- Job
Your answer should be a single number: the count of lines that hold the word "обеспечения".

(Dataset excerpt)
>> begin
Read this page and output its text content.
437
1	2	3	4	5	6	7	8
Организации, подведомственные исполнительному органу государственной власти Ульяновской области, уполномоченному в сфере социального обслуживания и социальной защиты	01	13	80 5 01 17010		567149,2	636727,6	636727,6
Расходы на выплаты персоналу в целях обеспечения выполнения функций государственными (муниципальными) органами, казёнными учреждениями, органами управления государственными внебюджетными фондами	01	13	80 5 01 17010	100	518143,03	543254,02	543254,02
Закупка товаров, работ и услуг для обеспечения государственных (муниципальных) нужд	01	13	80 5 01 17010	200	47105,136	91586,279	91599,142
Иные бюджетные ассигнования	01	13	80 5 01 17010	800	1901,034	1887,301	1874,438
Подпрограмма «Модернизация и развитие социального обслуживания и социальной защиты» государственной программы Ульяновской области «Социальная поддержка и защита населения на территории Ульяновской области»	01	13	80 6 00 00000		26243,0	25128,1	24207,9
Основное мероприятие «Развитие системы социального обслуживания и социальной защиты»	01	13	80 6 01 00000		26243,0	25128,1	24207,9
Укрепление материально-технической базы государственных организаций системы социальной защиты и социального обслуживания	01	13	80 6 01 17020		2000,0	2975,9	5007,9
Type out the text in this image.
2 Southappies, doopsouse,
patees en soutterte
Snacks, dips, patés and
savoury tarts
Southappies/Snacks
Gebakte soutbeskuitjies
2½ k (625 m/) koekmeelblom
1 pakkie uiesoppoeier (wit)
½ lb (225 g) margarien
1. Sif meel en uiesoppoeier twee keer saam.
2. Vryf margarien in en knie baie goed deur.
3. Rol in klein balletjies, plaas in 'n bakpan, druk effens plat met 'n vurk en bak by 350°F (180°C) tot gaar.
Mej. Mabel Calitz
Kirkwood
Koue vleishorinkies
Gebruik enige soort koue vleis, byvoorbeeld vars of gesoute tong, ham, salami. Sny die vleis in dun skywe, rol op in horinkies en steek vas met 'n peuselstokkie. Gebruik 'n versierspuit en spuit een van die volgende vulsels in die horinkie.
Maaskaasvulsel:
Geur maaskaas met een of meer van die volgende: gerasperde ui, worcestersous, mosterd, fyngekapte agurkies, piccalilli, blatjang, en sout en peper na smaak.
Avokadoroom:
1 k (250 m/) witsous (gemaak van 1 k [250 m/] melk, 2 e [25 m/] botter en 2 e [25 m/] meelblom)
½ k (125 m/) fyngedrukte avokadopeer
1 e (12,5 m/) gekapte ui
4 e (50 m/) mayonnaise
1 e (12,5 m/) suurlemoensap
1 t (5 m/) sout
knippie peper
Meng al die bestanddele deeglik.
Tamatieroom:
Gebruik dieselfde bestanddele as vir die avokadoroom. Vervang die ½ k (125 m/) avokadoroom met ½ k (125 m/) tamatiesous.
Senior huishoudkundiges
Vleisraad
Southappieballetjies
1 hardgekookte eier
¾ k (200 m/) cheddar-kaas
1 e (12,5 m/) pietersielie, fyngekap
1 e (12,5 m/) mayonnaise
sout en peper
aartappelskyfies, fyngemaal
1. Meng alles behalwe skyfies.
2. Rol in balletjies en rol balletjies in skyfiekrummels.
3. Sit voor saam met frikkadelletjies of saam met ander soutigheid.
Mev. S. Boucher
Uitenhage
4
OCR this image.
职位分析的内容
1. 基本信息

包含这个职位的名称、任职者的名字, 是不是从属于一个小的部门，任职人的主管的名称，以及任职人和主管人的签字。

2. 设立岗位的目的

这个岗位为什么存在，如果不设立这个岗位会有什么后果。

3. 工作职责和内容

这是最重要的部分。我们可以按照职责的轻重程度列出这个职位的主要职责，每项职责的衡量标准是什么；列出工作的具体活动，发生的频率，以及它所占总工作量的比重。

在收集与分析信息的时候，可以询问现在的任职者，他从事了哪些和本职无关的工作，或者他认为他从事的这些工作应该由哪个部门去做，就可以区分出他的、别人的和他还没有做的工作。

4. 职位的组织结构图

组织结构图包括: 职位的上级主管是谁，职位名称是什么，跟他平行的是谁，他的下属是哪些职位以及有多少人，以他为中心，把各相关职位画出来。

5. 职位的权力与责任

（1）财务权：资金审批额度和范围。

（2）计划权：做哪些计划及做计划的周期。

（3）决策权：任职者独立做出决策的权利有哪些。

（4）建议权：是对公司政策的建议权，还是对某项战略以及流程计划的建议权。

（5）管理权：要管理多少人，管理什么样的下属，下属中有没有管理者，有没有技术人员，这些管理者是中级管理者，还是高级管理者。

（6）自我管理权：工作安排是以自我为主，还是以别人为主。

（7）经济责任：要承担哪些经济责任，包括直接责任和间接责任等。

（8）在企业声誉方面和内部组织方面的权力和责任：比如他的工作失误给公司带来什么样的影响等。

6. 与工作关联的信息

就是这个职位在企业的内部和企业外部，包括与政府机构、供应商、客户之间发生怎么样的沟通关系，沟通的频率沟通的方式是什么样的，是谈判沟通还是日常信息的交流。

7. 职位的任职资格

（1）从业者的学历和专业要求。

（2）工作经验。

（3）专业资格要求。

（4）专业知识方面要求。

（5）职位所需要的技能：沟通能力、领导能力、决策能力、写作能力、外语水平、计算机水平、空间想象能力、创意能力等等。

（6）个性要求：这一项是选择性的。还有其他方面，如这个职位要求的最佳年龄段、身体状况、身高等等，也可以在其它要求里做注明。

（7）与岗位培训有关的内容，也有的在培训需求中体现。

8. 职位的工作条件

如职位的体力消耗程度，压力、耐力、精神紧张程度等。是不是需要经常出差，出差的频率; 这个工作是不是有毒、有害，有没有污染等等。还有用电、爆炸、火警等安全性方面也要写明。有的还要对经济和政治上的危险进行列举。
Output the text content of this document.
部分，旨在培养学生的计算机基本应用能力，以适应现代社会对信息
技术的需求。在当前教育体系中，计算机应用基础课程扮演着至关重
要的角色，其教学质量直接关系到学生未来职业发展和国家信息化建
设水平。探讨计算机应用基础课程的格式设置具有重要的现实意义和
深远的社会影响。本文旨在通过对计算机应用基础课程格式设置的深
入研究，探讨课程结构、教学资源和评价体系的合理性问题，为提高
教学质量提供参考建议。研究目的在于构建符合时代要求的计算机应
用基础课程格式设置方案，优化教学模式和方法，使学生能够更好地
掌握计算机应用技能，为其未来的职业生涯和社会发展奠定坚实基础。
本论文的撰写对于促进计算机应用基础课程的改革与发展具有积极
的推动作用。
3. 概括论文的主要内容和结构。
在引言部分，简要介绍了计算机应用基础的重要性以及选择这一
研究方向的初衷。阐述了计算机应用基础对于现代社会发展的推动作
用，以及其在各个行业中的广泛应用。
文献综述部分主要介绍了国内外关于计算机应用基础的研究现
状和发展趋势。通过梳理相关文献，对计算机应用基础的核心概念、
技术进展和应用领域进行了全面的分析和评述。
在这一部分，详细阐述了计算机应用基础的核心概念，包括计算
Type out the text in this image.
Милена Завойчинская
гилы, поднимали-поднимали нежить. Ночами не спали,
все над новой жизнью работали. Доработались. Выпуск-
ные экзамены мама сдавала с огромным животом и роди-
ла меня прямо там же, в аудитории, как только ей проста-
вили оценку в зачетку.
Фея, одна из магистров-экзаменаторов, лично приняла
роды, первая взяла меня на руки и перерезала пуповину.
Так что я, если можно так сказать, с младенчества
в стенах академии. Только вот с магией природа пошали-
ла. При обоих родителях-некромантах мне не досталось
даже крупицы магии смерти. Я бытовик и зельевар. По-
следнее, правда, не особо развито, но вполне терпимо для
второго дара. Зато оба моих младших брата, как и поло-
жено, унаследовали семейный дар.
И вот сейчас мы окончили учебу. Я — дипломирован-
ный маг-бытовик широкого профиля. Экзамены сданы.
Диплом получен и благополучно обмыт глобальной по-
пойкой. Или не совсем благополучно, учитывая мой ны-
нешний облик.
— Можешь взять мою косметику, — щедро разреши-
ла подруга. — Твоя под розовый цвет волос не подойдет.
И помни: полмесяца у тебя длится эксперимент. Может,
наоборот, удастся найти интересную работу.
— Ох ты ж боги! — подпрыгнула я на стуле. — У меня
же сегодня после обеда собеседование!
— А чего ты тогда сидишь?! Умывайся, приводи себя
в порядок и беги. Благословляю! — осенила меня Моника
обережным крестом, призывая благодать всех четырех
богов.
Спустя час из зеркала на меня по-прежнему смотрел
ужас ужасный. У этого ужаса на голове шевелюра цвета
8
>> end
- Result of the exercise
2